> _What you will do_
Copy out the entries exactly, from the first line to the last.

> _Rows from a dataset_

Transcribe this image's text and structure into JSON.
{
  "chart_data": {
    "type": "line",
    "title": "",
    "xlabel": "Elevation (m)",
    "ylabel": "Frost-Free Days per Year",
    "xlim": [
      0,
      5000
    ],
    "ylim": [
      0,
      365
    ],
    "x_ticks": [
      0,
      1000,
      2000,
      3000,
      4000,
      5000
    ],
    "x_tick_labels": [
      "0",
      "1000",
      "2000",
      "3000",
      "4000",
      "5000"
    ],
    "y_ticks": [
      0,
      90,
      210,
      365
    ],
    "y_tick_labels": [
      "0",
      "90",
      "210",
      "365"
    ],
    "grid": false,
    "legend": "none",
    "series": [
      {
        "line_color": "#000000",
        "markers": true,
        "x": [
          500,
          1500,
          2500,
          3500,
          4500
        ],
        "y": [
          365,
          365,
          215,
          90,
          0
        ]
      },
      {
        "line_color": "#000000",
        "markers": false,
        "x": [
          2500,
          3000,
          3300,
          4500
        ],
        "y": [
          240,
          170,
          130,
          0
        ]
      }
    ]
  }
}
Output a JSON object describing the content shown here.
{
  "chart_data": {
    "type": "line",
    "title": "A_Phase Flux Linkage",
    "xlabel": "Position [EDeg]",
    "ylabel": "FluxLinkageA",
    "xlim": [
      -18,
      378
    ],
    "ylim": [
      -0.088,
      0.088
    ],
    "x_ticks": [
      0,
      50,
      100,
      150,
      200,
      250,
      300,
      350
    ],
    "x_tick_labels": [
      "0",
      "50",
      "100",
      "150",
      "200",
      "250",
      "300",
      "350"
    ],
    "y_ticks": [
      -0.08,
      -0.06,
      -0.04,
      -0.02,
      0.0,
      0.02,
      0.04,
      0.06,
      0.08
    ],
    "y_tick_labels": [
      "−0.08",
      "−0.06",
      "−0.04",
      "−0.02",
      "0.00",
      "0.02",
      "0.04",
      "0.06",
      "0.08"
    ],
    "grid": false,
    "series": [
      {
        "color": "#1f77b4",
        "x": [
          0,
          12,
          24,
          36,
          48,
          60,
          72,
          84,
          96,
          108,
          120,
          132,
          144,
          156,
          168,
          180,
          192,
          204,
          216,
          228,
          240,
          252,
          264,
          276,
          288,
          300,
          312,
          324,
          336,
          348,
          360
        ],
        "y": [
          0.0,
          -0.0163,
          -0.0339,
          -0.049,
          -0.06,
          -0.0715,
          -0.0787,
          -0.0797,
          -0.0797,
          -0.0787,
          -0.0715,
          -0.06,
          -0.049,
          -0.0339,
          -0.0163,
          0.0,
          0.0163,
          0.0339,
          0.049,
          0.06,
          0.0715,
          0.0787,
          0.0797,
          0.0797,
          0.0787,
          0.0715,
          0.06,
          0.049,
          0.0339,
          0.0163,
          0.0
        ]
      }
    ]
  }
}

> _Correct output_
Transcribe this image's text and structure into JSON.
{
  "chart_data": {
    "type": "line",
    "title": "",
    "xlabel": "Elevation (m)",
    "ylabel": "Frost-Free Days per Year",
    "xlim": [
      0,
      5000
    ],
    "ylim": [
      0,
      365
    ],
    "x_ticks": [
      0,
      1000,
      2000,
      3000,
      4000,
      5000
    ],
    "x_tick_labels": [
      "0",
      "1000",
      "2000",
      "3000",
      "4000",
      "5000"
    ],
    "y_ticks": [
      0,
      90,
      210,
      365
    ],
    "y_tick_labels": [
      "0",
      "90",
      "210",
      "365"
    ],
    "grid": false,
    "legend": "none",
    "series": [
      {
        "line_color": "#000000",
        "markers": true,
        "x": [
          500,
          1500,
          2500,
          3500,
          4500
        ],
        "y": [
          365,
          365,
          215,
          90,
          0
        ]
      },
      {
        "line_color": "#000000",
        "markers": false,
        "x": [
          2500,
          3000,
          3300,
          4500
        ],
        "y": [
          240,
          170,
          130,
          0
        ]
      }
    ]
  }
}
Output a JSON object describing the content shown here.
{
  "chart_data": {
    "type": "line",
    "title": "A_Phase Flux Linkage",
    "xlabel": "Position [EDeg]",
    "ylabel": "FluxLinkageA",
    "xlim": [
      -18,
      378
    ],
    "ylim": [
      -0.088,
      0.088
    ],
    "x_ticks": [
      0,
      50,
      100,
      150,
      200,
      250,
      300,
      350
    ],
    "x_tick_labels": [
      "0",
      "50",
      "100",
      "150",
      "200",
      "250",
      "300",
      "350"
    ],
    "y_ticks": [
      -0.08,
      -0.06,
      -0.04,
      -0.02,
      0.0,
      0.02,
      0.04,
      0.06,
      0.08
    ],
    "y_tick_labels": [
      "−0.08",
      "−0.06",
      "−0.04",
      "−0.02",
      "0.00",
      "0.02",
      "0.04",
      "0.06",
      "0.08"
    ],
    "grid": false,
    "series": [
      {
        "color": "#1f77b4",
        "x": [
          0,
          12,
          24,
          36,
          48,
          60,
          72,
          84,
          96,
          108,
          120,
          132,
          144,
          156,
          168,
          180,
          192,
          204,
          216,
          228,
          240,
          252,
          264,
          276,
          288,
          300,
          312,
          324,
          336,
          348,
          360
        ],
        "y": [
          0.0,
          -0.0163,
          -0.0339,
          -0.049,
          -0.06,
          -0.0715,
          -0.0787,
          -0.0797,
          -0.0797,
          -0.0787,
          -0.0715,
          -0.06,
          -0.049,
          -0.0339,
          -0.0163,
          0.0,
          0.0163,
          0.0339,
          0.049,
          0.06,
          0.0715,
          0.0787,
          0.0797,
          0.0797,
          0.0787,
          0.0715,
          0.06,
          0.049,
          0.0339,
          0.0163,
          0.0
        ]
      }
    ]
  }
}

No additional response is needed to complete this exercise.